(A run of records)
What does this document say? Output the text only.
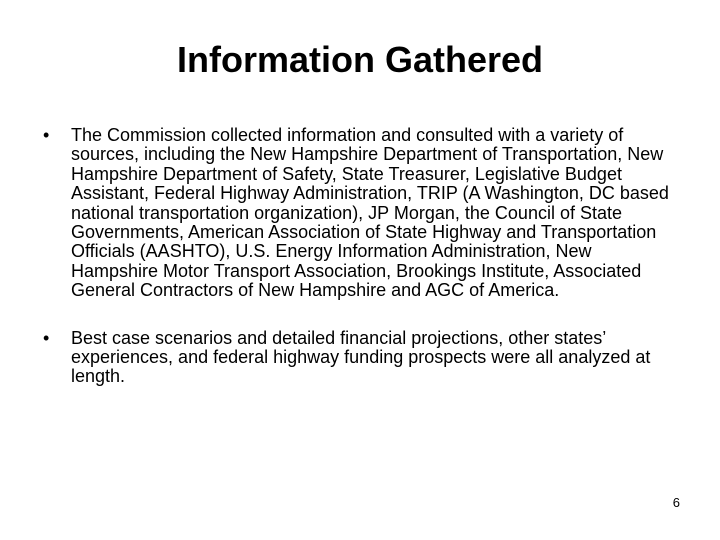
Information Gathered
•	The Commission collected information and consulted with a variety of sources, including the New Hampshire Department of Transportation, New Hampshire Department of Safety, State Treasurer, Legislative Budget Assistant, Federal Highway Administration, TRIP (A Washington, DC based national transportation organization), JP Morgan, the Council of State Governments, American Association of State Highway and Transportation Officials (AASHTO), U.S. Energy Information Administration, New Hampshire Motor Transport Association, Brookings Institute, Associated General Contractors of New Hampshire and AGC of America.
•	Best case scenarios and detailed financial projections, other states’ experiences, and federal highway funding prospects were all analyzed at length.
6
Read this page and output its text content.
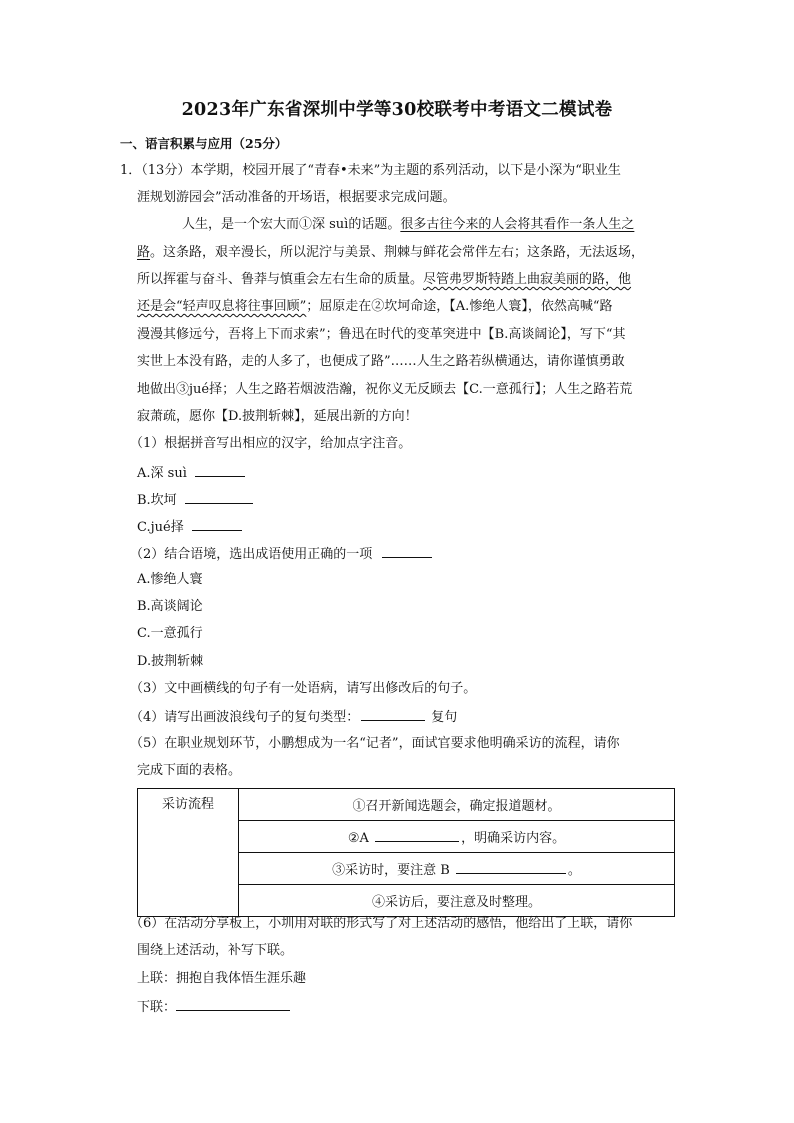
2023年广东省深圳中学等30校联考中考语文二模试卷
一、语言积累与应用（25分）
1．（13分）本学期，校园开展了“青春•未来”为主题的系列活动，以下是小深为“职业生
涯规划游园会”活动准备的开场语，根据要求完成问题。
人生，是一个宏大而①深 suì的话题。很多古往今来的人会将其看作一条人生之
路。这条路，艰辛漫长，所以泥泞与美景、荆棘与鲜花会常伴左右；这条路，无法返场，
所以挥霍与奋斗、鲁莽与慎重会左右生命的质量。尽管弗罗斯特踏上曲寂美丽的路，他
还是会“轻声叹息将往事回顾”；屈原走在②坎坷命途，【A.惨绝人寰】，依然高喊“路
漫漫其修远兮，吾将上下而求索”；鲁迅在时代的变革突进中【B.高谈阔论】，写下“其
实世上本没有路，走的人多了，也便成了路”……人生之路若纵横通达，请你谨慎勇敢
地做出③jué择；人生之路若烟波浩瀚，祝你义无反顾去【C.一意孤行】；人生之路若荒
寂萧疏，愿你【D.披荆斩棘】，延展出新的方向！
（1）根据拼音写出相应的汉字，给加点字注音。
A.深 suì
B.坎坷
C.jué择
（2）结合语境，选出成语使用正确的一项
A.惨绝人寰
B.高谈阔论
C.一意孤行
D.披荆斩棘
（3）文中画横线的句子有一处语病，请写出修改后的句子。
（4）请写出画波浪线句子的复句类型：	复句
（5）在职业规划环节，小鹏想成为一名“记者”，面试官要求他明确采访的流程，请你
完成下面的表格。
采访流程	①召开新闻选题会，确定报道题材。
②A	，明确采访内容。
③采访时，要注意 B	。
④采访后，要注意及时整理。
（6）在活动分享板上，小圳用对联的形式写了对上述活动的感悟，他给出了上联，请你
围绕上述活动，补写下联。
上联：拥抱自我体悟生涯乐趣
下联：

Problem details:
Copy each line of the preceding data that contains the string "this".

Reply:
What does this document say? Output the text only.
Read this page and output its text content.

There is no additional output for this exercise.